Raw records.
▬▬▬▬▬▬
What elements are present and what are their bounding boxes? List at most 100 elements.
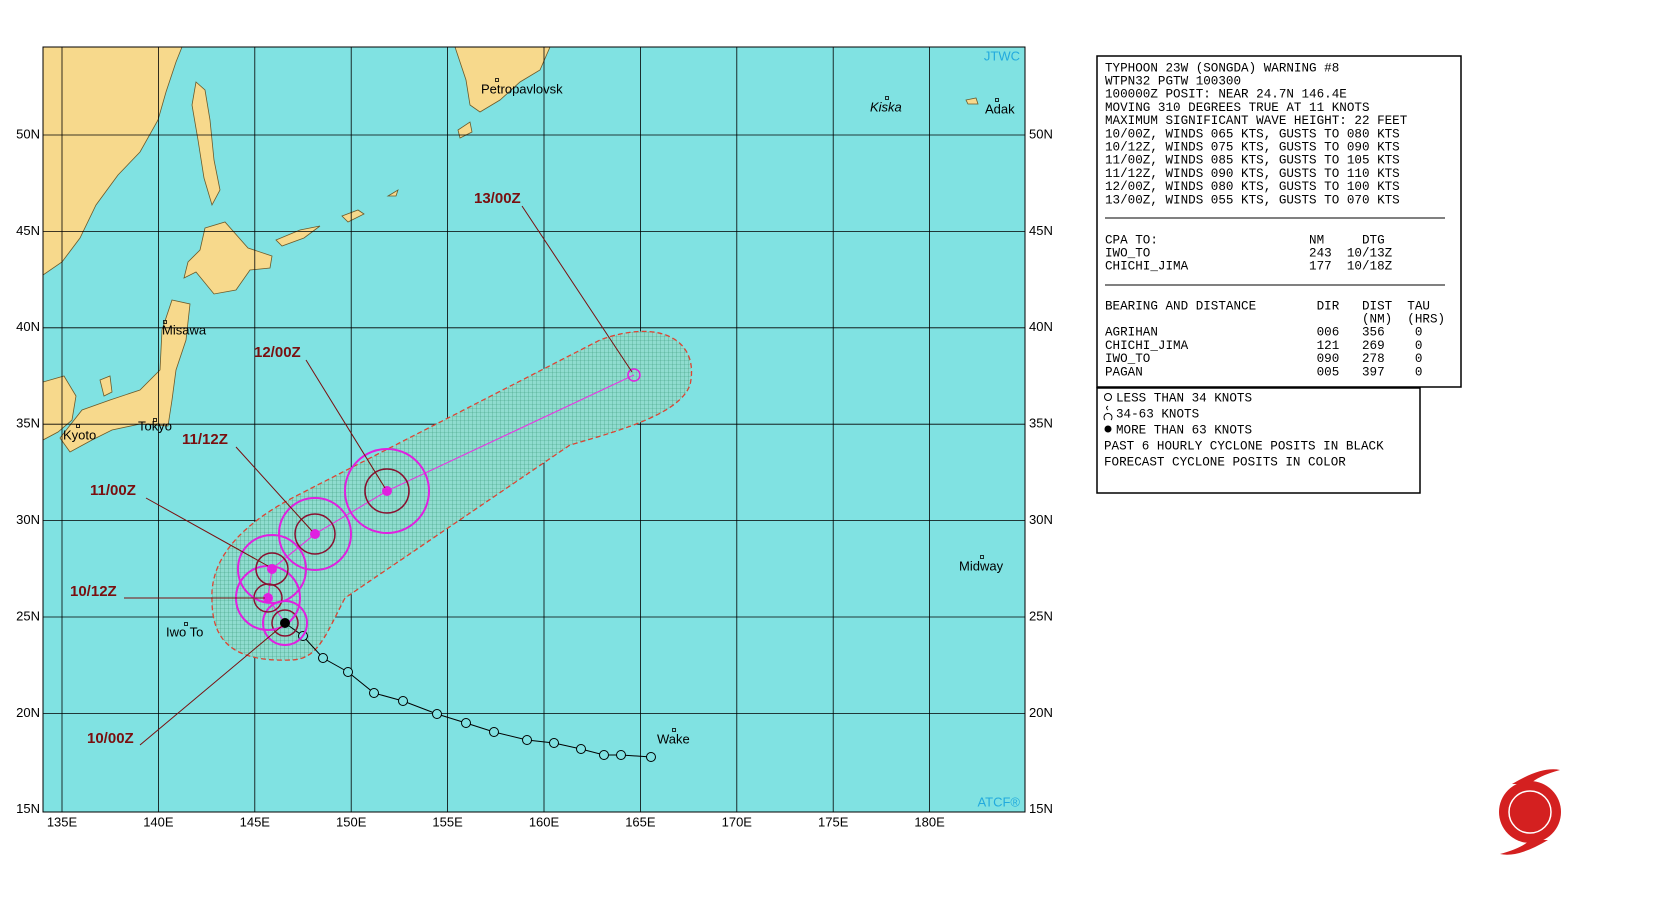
▬▬▬▬▬▬
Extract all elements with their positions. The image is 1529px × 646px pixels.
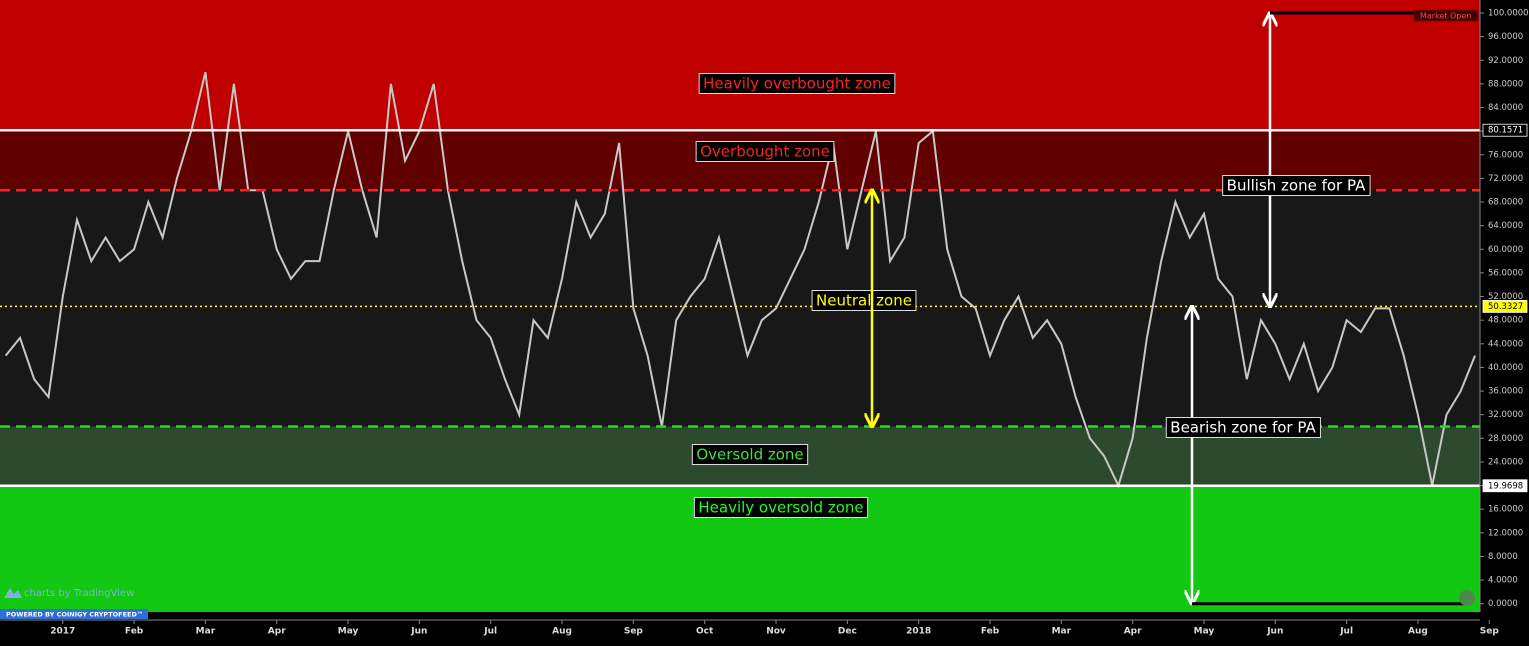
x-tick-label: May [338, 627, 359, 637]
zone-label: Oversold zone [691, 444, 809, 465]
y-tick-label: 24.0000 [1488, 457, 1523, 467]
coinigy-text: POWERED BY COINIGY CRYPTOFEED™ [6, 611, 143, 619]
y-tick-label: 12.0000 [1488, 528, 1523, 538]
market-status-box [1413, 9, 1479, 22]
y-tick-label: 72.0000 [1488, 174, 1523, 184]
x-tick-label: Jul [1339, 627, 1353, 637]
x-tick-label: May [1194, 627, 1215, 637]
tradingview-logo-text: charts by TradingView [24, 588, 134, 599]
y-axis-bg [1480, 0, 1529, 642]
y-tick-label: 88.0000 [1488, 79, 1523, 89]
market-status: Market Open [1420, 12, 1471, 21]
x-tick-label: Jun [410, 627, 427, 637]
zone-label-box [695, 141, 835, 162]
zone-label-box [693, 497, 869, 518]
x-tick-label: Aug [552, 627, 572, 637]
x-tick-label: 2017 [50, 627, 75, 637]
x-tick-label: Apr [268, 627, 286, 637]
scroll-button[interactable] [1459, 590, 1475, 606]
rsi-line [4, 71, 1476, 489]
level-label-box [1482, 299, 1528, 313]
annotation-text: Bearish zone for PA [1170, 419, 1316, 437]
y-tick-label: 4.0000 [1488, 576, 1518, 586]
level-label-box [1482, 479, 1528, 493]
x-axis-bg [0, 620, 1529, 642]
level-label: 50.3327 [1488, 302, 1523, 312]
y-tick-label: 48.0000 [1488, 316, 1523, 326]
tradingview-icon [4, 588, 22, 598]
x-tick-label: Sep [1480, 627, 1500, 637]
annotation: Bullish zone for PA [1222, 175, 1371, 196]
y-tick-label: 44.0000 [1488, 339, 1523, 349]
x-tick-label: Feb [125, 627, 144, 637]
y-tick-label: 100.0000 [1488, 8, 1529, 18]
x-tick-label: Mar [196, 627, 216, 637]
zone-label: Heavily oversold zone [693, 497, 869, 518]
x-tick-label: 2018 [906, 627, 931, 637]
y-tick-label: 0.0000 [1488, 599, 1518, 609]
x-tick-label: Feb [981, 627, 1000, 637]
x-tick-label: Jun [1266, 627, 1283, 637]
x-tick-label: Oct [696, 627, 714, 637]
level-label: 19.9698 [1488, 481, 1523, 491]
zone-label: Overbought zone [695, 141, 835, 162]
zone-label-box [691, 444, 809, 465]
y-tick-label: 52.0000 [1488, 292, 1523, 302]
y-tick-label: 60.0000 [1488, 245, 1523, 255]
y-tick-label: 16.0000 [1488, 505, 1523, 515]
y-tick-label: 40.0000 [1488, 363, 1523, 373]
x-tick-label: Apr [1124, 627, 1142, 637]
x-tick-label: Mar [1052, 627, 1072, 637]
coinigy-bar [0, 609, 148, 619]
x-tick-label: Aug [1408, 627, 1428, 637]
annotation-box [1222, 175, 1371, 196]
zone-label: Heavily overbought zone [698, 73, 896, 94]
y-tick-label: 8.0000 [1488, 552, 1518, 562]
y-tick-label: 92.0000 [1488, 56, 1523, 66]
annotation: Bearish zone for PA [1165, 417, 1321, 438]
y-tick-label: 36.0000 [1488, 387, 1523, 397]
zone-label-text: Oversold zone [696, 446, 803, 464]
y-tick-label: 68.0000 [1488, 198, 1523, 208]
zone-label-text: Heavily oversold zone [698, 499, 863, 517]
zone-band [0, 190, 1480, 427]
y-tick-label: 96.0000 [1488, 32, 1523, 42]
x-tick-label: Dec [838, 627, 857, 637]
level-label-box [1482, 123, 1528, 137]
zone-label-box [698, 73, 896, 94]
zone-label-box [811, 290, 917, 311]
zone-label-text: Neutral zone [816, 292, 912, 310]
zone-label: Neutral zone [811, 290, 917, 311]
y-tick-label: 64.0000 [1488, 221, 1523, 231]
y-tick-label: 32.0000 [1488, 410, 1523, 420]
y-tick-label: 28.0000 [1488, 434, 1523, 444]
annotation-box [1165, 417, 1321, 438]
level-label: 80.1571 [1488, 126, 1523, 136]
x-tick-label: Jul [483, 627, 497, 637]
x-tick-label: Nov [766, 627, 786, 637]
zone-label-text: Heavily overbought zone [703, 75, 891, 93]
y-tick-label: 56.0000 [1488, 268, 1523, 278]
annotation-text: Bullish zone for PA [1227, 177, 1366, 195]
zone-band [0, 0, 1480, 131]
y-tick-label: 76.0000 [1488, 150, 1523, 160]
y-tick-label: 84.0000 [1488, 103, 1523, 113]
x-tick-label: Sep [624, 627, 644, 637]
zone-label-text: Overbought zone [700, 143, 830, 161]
▬▬▬▬▬▬
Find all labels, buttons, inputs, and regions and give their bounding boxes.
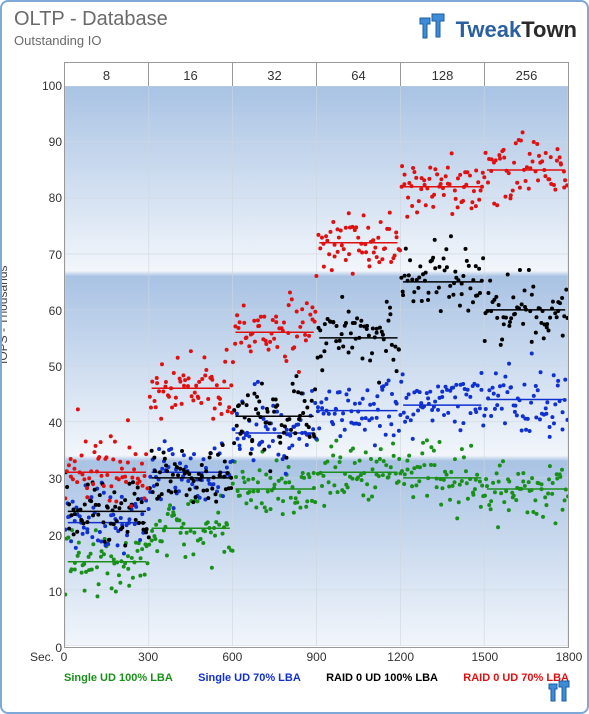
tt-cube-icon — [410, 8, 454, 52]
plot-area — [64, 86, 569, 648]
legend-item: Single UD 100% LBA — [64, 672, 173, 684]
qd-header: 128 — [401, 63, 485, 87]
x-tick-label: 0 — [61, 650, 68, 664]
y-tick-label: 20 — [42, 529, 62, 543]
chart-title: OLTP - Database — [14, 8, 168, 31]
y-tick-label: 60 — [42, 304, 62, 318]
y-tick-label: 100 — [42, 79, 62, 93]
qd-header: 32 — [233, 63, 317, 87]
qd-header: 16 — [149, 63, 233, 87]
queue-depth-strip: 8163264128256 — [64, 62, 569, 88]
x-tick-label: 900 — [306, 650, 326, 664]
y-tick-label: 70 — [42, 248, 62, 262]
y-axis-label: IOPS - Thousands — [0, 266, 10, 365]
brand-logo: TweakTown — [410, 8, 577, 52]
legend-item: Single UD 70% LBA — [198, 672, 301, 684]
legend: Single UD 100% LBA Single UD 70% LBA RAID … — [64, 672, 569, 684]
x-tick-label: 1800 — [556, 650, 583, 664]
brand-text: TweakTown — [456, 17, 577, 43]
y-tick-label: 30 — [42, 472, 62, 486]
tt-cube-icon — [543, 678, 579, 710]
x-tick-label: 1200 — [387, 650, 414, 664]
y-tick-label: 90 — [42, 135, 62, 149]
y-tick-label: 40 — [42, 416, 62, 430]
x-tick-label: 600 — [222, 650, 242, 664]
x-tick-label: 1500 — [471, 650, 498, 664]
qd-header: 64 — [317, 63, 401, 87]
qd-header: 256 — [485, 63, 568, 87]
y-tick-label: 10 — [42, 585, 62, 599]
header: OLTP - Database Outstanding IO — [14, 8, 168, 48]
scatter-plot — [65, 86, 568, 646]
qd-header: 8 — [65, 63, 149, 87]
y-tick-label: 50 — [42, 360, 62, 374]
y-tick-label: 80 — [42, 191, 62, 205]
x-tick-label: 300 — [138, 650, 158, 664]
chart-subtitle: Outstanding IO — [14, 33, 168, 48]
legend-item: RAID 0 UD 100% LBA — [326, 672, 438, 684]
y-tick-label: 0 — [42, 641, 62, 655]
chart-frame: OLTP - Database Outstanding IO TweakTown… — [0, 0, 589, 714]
▬▬▬▬▬▬
Exercise aim. Rewrite the data from the line containing "Extract all elements" down to the line containing "y-tick-label: 60.0000 [1488, 245, 1523, 255]", both included, as a two-column CSV with the headers input and output. Use one row per input, with each field quoted and line breaks turned into spaces, and leave the pictures out.

Response.
input,output
"Extract all elements with their positions. The image is 1529px × 646px pixels.","x-tick-label: May [338, 627, 359, 637] zone-label: Oversold zone [691, 444, 809, 465] y-tick-label: 24.0000 [1488, 457, 1523, 467] coinigy-text: POWERED BY COINIGY CRYPTOFEED™ [6, 611, 143, 619] y-tick-label: 12.0000 [1488, 528, 1523, 538] market-status-box [1413, 9, 1479, 22] y-tick-label: 72.0000 [1488, 174, 1523, 184] x-tick-label: Jul [1339, 627, 1353, 637] x-tick-label: May [1194, 627, 1215, 637] tradingview-logo-text: charts by TradingView [24, 588, 134, 599] y-axis-bg [1480, 0, 1529, 642] y-tick-label: 88.0000 [1488, 79, 1523, 89] market-status: Market Open [1420, 12, 1471, 21] x-tick-label: Jun [410, 627, 427, 637] zone-label-box [695, 141, 835, 162] zone-label-box [693, 497, 869, 518] x-tick-label: Aug [552, 627, 572, 637] x-tick-label: 2017 [50, 627, 75, 637] x-tick-label: Apr [268, 627, 286, 637] scroll-button[interactable] [1459, 590, 1475, 606] rsi-line [4, 71, 1476, 489] level-label-box [1482, 299, 1528, 313] annotation-text: Bearish zone for PA [1170, 419, 1316, 437] y-tick-label: 4.0000 [1488, 576, 1518, 586] level-label-box [1482, 479, 1528, 493] x-axis-bg [0, 620, 1529, 642] level-label: 50.3327 [1488, 302, 1523, 312] y-tick-label: 48.0000 [1488, 316, 1523, 326] tradingview-icon [4, 588, 22, 598] x-tick-label: Sep [1480, 627, 1500, 637] annotation: Bullish zone for PA [1222, 175, 1371, 196] y-tick-label: 44.0000 [1488, 339, 1523, 349] x-tick-label: Feb [125, 627, 144, 637] y-tick-label: 100.0000 [1488, 8, 1529, 18] x-tick-label: Mar [196, 627, 216, 637] zone-label: Heavily oversold zone [693, 497, 869, 518] x-tick-label: 2018 [906, 627, 931, 637] y-tick-label: 0.0000 [1488, 599, 1518, 609] x-tick-label: Feb [981, 627, 1000, 637] x-tick-label: Jun [1266, 627, 1283, 637] x-tick-label: Oct [696, 627, 714, 637] level-label: 19.9698 [1488, 481, 1523, 491] zone-label: Overbought zone [695, 141, 835, 162] zone-label-box [691, 444, 809, 465] y-tick-label: 52.0000 [1488, 292, 1523, 302] y-tick-label: 60.0000 [1488, 245, 1523, 255]"